§ GIVEN TASK: Quote the records that follow in full, leaving the pictures out.

§ DATASET EXCERPTS:
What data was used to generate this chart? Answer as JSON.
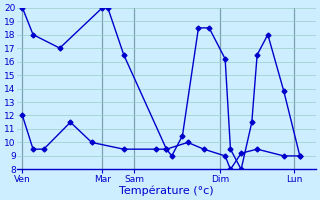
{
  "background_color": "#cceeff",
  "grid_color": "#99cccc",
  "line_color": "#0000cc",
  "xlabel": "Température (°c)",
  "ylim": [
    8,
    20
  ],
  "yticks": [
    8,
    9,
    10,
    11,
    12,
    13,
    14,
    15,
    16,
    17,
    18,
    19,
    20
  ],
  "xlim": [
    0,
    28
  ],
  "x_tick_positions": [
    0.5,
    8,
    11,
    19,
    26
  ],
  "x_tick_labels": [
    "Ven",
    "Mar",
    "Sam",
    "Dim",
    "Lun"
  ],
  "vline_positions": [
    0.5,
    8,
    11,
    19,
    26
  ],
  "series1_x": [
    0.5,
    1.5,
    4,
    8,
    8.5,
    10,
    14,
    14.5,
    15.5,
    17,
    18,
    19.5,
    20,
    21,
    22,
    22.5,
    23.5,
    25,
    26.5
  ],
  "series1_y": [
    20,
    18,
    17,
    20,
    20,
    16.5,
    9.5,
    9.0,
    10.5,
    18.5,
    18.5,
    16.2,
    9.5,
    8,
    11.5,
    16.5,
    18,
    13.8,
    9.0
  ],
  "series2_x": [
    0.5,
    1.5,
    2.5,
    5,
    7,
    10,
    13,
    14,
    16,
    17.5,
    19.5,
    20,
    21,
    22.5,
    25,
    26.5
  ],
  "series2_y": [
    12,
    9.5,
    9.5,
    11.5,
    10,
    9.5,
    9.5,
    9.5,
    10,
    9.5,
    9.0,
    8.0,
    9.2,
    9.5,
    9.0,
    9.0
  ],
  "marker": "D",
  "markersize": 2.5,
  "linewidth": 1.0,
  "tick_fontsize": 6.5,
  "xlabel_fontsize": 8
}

§ ANSWER TO THE EXERCISE:
What data was used to generate this chart? Answer as JSON.
{
  "background_color": "#cceeff",
  "grid_color": "#99cccc",
  "line_color": "#0000cc",
  "xlabel": "Température (°c)",
  "ylim": [
    8,
    20
  ],
  "yticks": [
    8,
    9,
    10,
    11,
    12,
    13,
    14,
    15,
    16,
    17,
    18,
    19,
    20
  ],
  "xlim": [
    0,
    28
  ],
  "x_tick_positions": [
    0.5,
    8,
    11,
    19,
    26
  ],
  "x_tick_labels": [
    "Ven",
    "Mar",
    "Sam",
    "Dim",
    "Lun"
  ],
  "vline_positions": [
    0.5,
    8,
    11,
    19,
    26
  ],
  "series1_x": [
    0.5,
    1.5,
    4,
    8,
    8.5,
    10,
    14,
    14.5,
    15.5,
    17,
    18,
    19.5,
    20,
    21,
    22,
    22.5,
    23.5,
    25,
    26.5
  ],
  "series1_y": [
    20,
    18,
    17,
    20,
    20,
    16.5,
    9.5,
    9.0,
    10.5,
    18.5,
    18.5,
    16.2,
    9.5,
    8,
    11.5,
    16.5,
    18,
    13.8,
    9.0
  ],
  "series2_x": [
    0.5,
    1.5,
    2.5,
    5,
    7,
    10,
    13,
    14,
    16,
    17.5,
    19.5,
    20,
    21,
    22.5,
    25,
    26.5
  ],
  "series2_y": [
    12,
    9.5,
    9.5,
    11.5,
    10,
    9.5,
    9.5,
    9.5,
    10,
    9.5,
    9.0,
    8.0,
    9.2,
    9.5,
    9.0,
    9.0
  ],
  "marker": "D",
  "markersize": 2.5,
  "linewidth": 1.0,
  "tick_fontsize": 6.5,
  "xlabel_fontsize": 8
}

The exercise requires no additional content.